[Stored dataset items]
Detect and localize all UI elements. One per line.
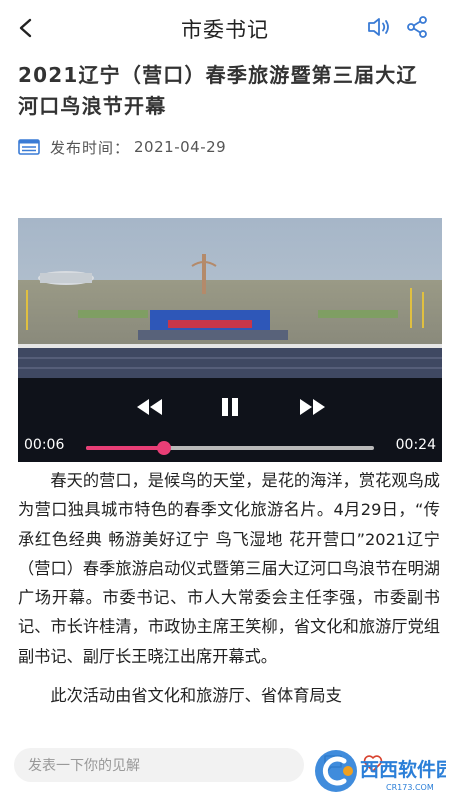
progress-handle[interactable]: [156, 441, 171, 455]
read-aloud-button[interactable]: [364, 12, 394, 42]
top-bar: 市委书记: [0, 0, 450, 56]
watermark-logo: 西西软件园 CR173.COM: [315, 750, 446, 792]
comment-input[interactable]: 发表一下你的见解: [14, 748, 304, 782]
pause-button[interactable]: [216, 392, 244, 422]
share-icon: [407, 16, 427, 38]
comment-placeholder: 发表一下你的见解: [28, 758, 140, 774]
progress-bar[interactable]: [86, 441, 374, 455]
fast-forward-button[interactable]: [296, 394, 330, 420]
rewind-button[interactable]: [132, 394, 166, 420]
publish-time-label: 发布时间：: [50, 138, 131, 157]
article-title: 2021辽宁（营口）春季旅游暨第三届大辽河口鸟浪节开幕: [18, 63, 418, 118]
rewind-icon: [137, 399, 162, 415]
video-player[interactable]: 00:06 00:24: [18, 218, 442, 462]
watermark-url: CR173.COM: [386, 783, 434, 792]
fast-forward-icon: [300, 399, 325, 415]
pause-icon: [222, 398, 238, 416]
publish-meta: 发布时间： 2021-04-29: [18, 136, 226, 158]
watermark-brand: 西西软件园: [360, 758, 446, 781]
progress-fill: [86, 446, 164, 450]
publish-date: 2021-04-29: [134, 138, 227, 156]
body-paragraph: 春天的营口，是候鸟的天堂，是花的海洋，赏花观鸟成为营口独具城市特色的春季文化旅游…: [18, 471, 440, 666]
current-time: 00:06: [24, 437, 65, 453]
article-body: 春天的营口，是候鸟的天堂，是花的海洋，赏花观鸟成为营口独具城市特色的春季文化旅游…: [18, 466, 440, 720]
calendar-list-icon: [18, 139, 40, 155]
share-button[interactable]: [402, 12, 432, 42]
body-paragraph: 此次活动由省文化和旅游厅、省体育局支: [50, 686, 342, 706]
speaker-icon: [368, 18, 389, 36]
total-time: 00:24: [395, 437, 436, 453]
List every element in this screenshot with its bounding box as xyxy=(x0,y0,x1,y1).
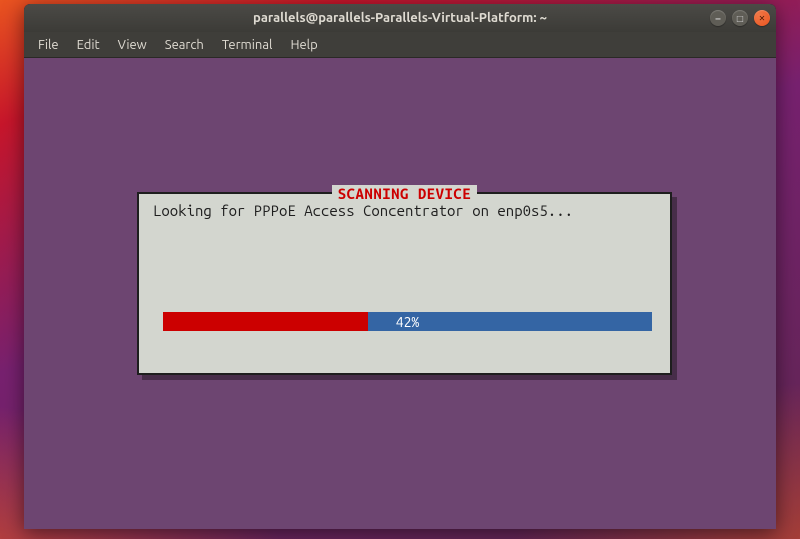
progress-bar: 42% xyxy=(163,312,652,331)
window-title: parallels@parallels-Parallels-Virtual-Pl… xyxy=(253,11,547,25)
dialog-title: SCANNING DEVICE xyxy=(332,185,478,202)
menu-file[interactable]: File xyxy=(30,35,67,55)
minimize-button[interactable] xyxy=(710,10,726,26)
menu-terminal[interactable]: Terminal xyxy=(214,35,281,55)
menu-edit[interactable]: Edit xyxy=(69,35,108,55)
window-titlebar[interactable]: parallels@parallels-Parallels-Virtual-Pl… xyxy=(24,4,776,32)
window-controls xyxy=(710,10,770,26)
progress-label: 42% xyxy=(396,314,420,330)
maximize-button[interactable] xyxy=(732,10,748,26)
menu-search[interactable]: Search xyxy=(157,35,212,55)
terminal-window: parallels@parallels-Parallels-Virtual-Pl… xyxy=(24,4,776,529)
close-button[interactable] xyxy=(754,10,770,26)
dialog-title-row: SCANNING DEVICE xyxy=(139,185,670,203)
scanning-dialog: SCANNING DEVICE Looking for PPPoE Access… xyxy=(137,192,672,375)
progress-fill xyxy=(163,312,368,331)
menubar: File Edit View Search Terminal Help xyxy=(24,32,776,58)
dialog-message: Looking for PPPoE Access Concentrator on… xyxy=(153,202,573,219)
menu-view[interactable]: View xyxy=(110,35,155,55)
terminal-body[interactable]: SCANNING DEVICE Looking for PPPoE Access… xyxy=(24,58,776,529)
menu-help[interactable]: Help xyxy=(282,35,325,55)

■ WHAT IS REQUIRED ■
Express as a numbered list, leaving out blank lines, the part of the records that opens with the line containing "progress-handle[interactable]: [156, 441, 171, 455]" and closes with the line containing "rewind-icon: [137, 399, 162, 415]".

■ COMPLETE OUTPUT ■
1. progress-handle[interactable]: [156, 441, 171, 455]
2. read-aloud-button[interactable]: [364, 12, 394, 42]
3. top-bar: 市委书记: [0, 0, 450, 56]
4. watermark-logo: 西西软件园 CR173.COM: [315, 750, 446, 792]
5. comment-input[interactable]: 发表一下你的见解: [14, 748, 304, 782]
6. pause-button[interactable]: [216, 392, 244, 422]
7. share-icon: [407, 16, 427, 38]
8. comment-placeholder: 发表一下你的见解: [28, 758, 140, 774]
9. progress-bar[interactable]: [86, 441, 374, 455]
10. fast-forward-button[interactable]: [296, 394, 330, 420]
11. rewind-button[interactable]: [132, 394, 166, 420]
12. publish-time-label: 发布时间：: [50, 138, 131, 157]
13. article-title: 2021辽宁（营口）春季旅游暨第三届大辽河口鸟浪节开幕: [18, 63, 418, 118]
14. rewind-icon: [137, 399, 162, 415]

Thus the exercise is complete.